STATED EXERCISE:
Look through the listing and locate every line containing the word "triangle"; copy those lines.

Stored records
------------------------------

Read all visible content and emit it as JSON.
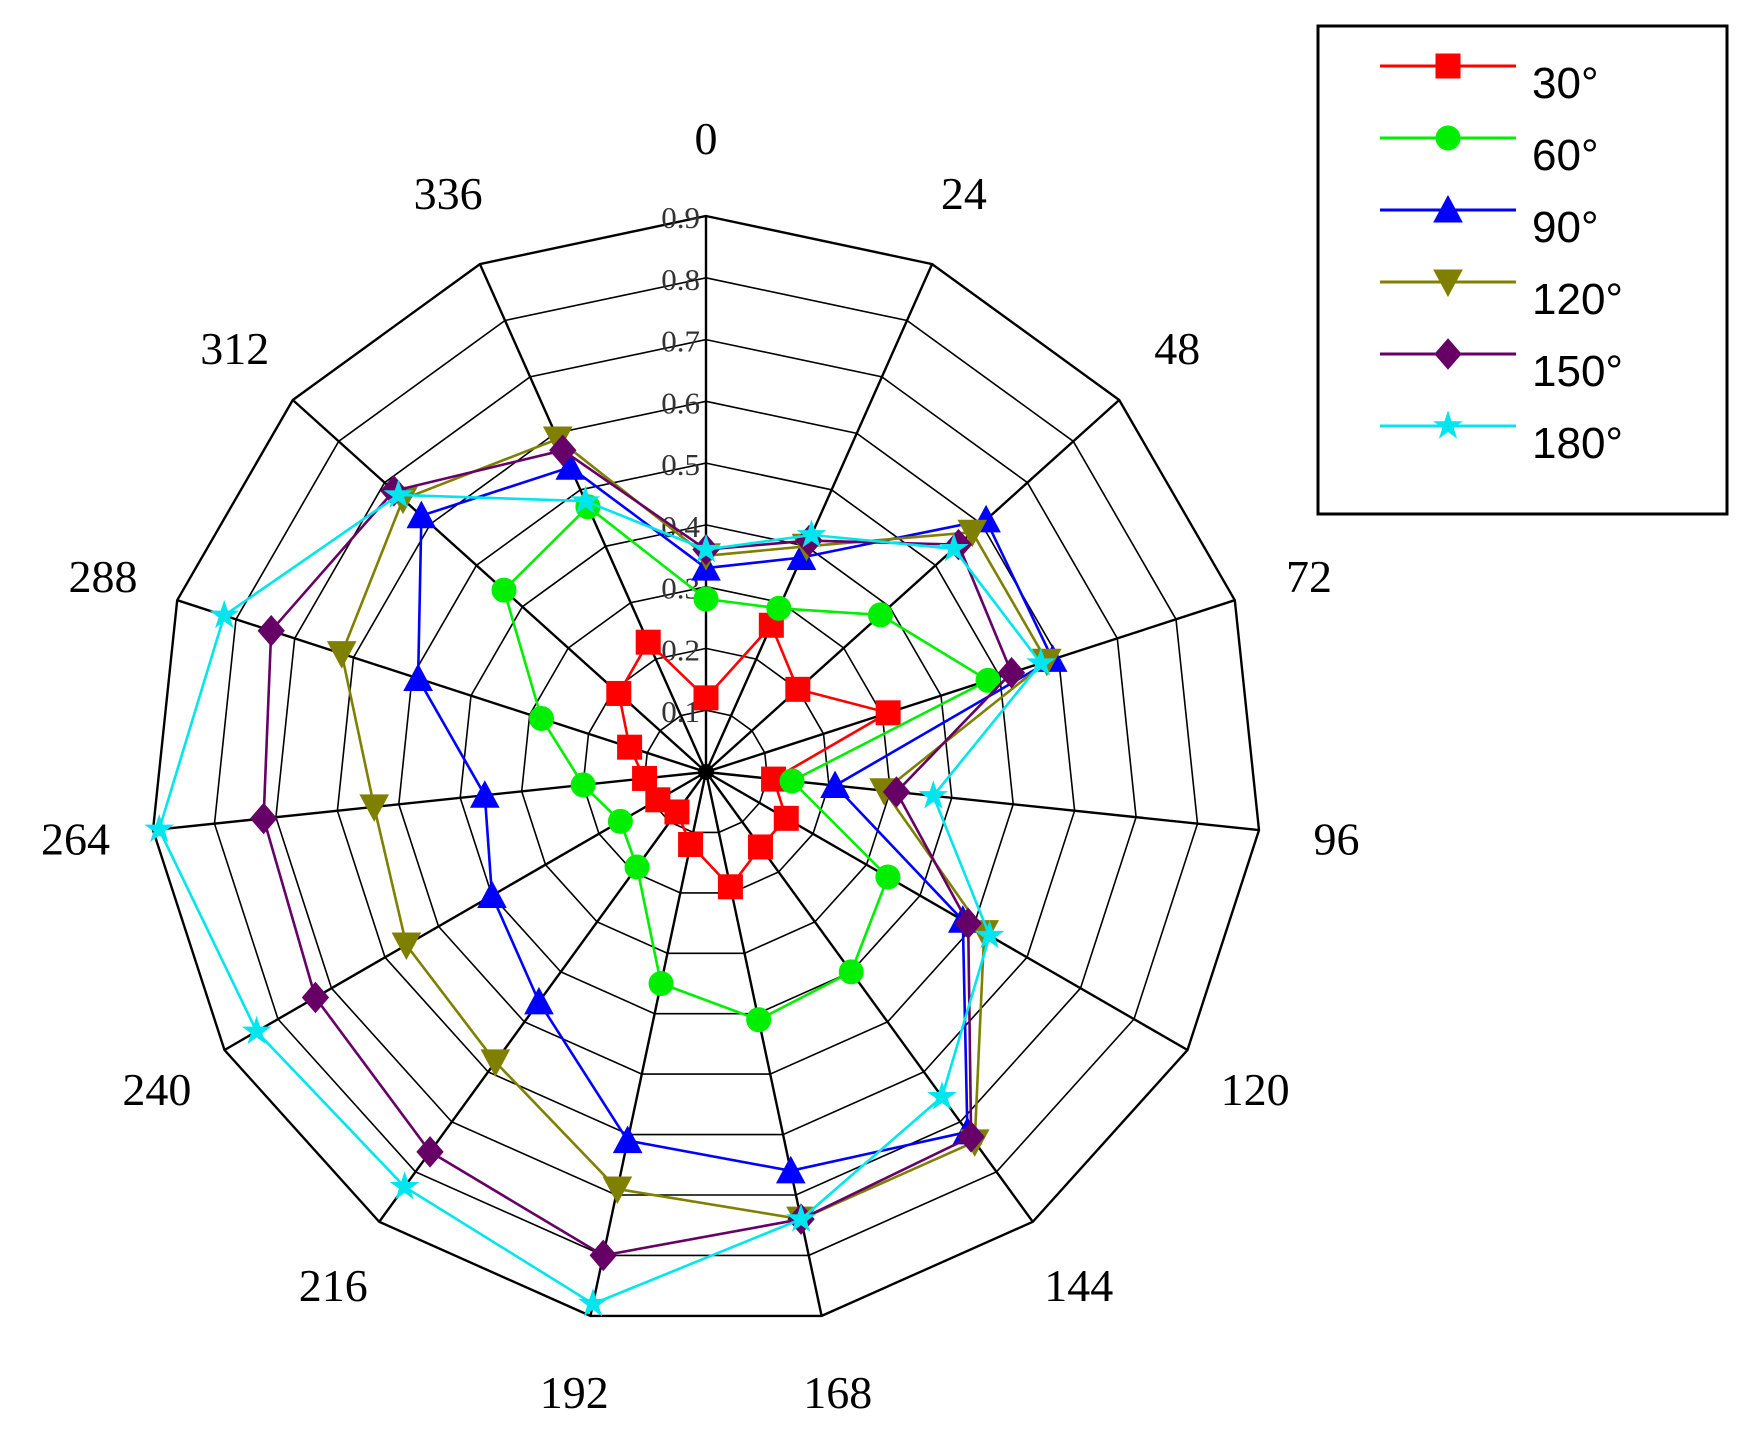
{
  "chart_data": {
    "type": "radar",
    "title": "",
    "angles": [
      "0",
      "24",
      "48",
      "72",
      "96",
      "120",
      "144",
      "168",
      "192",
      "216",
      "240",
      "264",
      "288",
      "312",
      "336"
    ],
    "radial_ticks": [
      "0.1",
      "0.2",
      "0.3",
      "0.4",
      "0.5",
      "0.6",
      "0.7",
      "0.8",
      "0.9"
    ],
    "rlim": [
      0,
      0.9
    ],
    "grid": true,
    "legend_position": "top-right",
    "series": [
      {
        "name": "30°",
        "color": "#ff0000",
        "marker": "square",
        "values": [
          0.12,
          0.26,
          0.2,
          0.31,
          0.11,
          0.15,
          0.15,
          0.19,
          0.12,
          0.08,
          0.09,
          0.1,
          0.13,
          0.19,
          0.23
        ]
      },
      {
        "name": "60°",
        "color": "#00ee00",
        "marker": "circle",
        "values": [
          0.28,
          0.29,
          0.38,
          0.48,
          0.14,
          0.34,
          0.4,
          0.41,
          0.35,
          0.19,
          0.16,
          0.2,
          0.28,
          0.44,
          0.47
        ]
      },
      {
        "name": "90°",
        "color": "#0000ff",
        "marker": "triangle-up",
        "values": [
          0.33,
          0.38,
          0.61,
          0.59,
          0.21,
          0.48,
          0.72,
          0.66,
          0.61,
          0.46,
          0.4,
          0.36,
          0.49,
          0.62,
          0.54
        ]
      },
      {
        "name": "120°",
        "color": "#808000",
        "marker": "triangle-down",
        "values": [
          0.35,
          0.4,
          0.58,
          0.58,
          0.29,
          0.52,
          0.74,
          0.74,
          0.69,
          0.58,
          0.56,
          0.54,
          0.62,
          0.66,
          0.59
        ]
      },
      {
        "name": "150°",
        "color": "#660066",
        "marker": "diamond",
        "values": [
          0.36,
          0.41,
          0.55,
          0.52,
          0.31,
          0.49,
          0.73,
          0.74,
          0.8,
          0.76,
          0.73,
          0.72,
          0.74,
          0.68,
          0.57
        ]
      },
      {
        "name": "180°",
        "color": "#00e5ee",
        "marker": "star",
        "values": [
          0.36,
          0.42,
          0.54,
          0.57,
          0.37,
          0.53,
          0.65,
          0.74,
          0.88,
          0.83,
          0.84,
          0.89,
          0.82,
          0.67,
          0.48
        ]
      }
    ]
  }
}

------------------------------

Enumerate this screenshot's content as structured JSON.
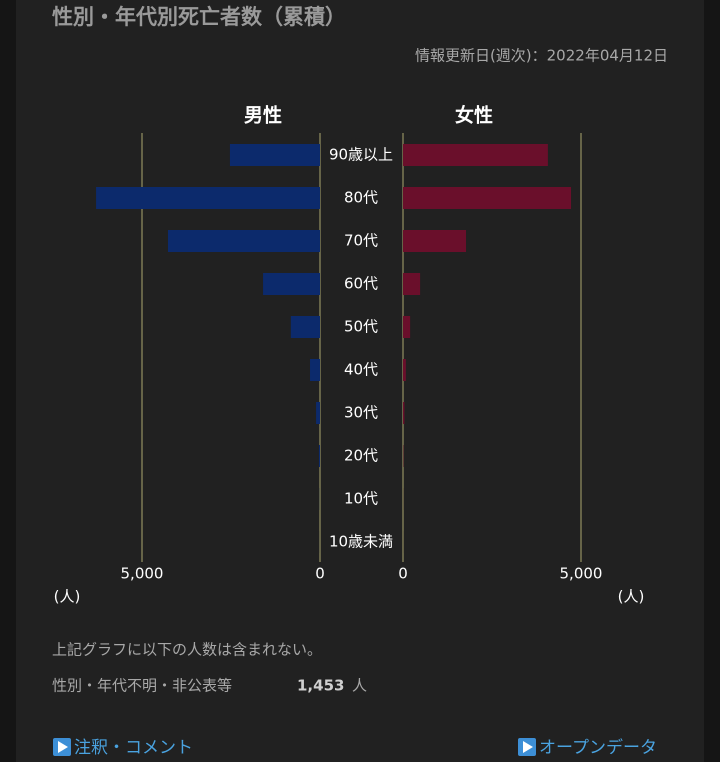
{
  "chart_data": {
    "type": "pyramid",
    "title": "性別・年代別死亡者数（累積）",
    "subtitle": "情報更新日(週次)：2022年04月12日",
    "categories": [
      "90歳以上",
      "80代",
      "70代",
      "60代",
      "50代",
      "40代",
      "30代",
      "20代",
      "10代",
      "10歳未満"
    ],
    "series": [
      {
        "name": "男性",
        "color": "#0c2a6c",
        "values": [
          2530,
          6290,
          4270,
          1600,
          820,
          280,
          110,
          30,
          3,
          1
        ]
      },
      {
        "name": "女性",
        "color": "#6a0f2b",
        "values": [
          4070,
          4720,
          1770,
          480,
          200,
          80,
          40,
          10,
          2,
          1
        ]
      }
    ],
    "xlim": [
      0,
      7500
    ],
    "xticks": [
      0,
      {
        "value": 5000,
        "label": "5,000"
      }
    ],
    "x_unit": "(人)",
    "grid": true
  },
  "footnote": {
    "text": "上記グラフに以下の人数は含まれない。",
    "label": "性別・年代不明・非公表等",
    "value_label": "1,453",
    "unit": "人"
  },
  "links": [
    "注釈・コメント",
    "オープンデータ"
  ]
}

------------------------------

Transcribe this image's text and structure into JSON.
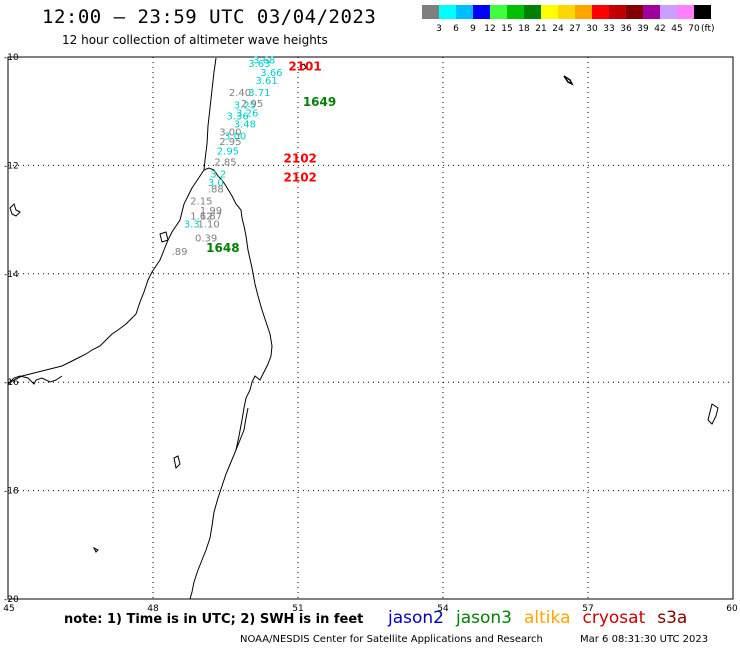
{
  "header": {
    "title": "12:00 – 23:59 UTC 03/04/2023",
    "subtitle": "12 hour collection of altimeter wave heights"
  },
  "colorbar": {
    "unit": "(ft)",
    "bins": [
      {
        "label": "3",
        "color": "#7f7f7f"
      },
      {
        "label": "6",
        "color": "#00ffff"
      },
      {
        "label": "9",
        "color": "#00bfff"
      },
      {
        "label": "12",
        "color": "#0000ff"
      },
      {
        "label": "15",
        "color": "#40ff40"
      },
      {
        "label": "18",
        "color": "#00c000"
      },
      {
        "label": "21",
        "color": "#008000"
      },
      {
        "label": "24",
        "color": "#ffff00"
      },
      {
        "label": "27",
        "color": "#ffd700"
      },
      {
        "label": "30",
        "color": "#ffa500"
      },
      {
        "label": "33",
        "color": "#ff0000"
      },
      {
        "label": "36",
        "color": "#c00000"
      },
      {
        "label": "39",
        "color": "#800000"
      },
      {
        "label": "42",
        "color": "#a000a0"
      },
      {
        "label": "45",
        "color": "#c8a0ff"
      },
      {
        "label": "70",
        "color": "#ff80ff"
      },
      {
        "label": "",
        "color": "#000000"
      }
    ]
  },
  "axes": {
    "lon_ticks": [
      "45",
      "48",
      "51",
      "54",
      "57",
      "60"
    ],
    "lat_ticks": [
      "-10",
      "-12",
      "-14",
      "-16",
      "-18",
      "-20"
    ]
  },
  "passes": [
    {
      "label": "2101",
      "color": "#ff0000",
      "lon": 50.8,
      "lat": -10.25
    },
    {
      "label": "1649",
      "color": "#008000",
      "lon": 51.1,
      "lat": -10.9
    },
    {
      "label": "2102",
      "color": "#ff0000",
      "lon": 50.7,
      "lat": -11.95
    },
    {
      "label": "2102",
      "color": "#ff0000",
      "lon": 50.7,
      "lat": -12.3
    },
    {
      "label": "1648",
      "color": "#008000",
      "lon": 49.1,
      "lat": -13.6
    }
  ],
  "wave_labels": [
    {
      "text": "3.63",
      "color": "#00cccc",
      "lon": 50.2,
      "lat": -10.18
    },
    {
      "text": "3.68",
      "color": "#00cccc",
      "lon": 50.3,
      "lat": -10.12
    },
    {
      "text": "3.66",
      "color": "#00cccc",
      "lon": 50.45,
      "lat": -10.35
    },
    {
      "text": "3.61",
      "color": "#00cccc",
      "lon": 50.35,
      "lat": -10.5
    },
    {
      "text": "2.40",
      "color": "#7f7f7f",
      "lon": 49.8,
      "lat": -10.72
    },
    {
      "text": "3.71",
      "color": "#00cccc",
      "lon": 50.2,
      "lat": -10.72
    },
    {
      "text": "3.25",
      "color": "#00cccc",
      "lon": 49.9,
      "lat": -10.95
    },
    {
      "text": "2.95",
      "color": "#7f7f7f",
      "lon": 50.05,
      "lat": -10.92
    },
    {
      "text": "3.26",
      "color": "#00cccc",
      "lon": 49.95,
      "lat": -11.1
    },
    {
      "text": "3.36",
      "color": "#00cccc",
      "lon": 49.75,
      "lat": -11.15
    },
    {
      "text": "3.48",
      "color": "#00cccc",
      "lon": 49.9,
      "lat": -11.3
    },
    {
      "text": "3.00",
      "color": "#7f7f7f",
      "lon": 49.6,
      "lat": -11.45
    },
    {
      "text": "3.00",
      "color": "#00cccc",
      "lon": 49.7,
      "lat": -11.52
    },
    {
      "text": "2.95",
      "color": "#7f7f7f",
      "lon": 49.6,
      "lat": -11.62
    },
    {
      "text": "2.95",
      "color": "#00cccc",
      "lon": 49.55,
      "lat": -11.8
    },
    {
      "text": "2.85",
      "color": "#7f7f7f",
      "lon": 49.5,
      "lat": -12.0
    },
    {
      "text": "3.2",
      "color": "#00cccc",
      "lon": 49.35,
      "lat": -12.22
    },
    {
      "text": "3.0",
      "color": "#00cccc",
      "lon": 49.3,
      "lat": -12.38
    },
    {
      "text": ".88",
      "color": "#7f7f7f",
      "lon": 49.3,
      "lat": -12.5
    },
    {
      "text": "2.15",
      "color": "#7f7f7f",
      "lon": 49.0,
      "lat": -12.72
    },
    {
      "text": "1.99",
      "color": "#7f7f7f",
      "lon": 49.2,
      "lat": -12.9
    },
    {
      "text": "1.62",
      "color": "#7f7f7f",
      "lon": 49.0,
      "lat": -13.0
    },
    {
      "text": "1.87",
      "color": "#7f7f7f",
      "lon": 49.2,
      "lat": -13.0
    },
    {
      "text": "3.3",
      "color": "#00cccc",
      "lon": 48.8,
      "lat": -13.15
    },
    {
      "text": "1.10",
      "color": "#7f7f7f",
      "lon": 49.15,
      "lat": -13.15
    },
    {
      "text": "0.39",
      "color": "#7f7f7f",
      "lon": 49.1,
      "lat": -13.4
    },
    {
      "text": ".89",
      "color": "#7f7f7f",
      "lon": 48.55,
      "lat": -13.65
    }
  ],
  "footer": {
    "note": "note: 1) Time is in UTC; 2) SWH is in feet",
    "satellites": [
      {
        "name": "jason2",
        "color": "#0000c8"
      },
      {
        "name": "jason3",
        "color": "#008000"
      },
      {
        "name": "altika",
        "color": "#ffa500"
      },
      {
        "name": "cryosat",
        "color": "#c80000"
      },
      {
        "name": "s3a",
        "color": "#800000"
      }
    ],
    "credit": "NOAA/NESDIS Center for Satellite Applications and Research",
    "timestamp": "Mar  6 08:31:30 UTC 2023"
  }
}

------------------------------

IN RESPONSE:
        "marker": "triangle-up",
        "marker": "triangle-down",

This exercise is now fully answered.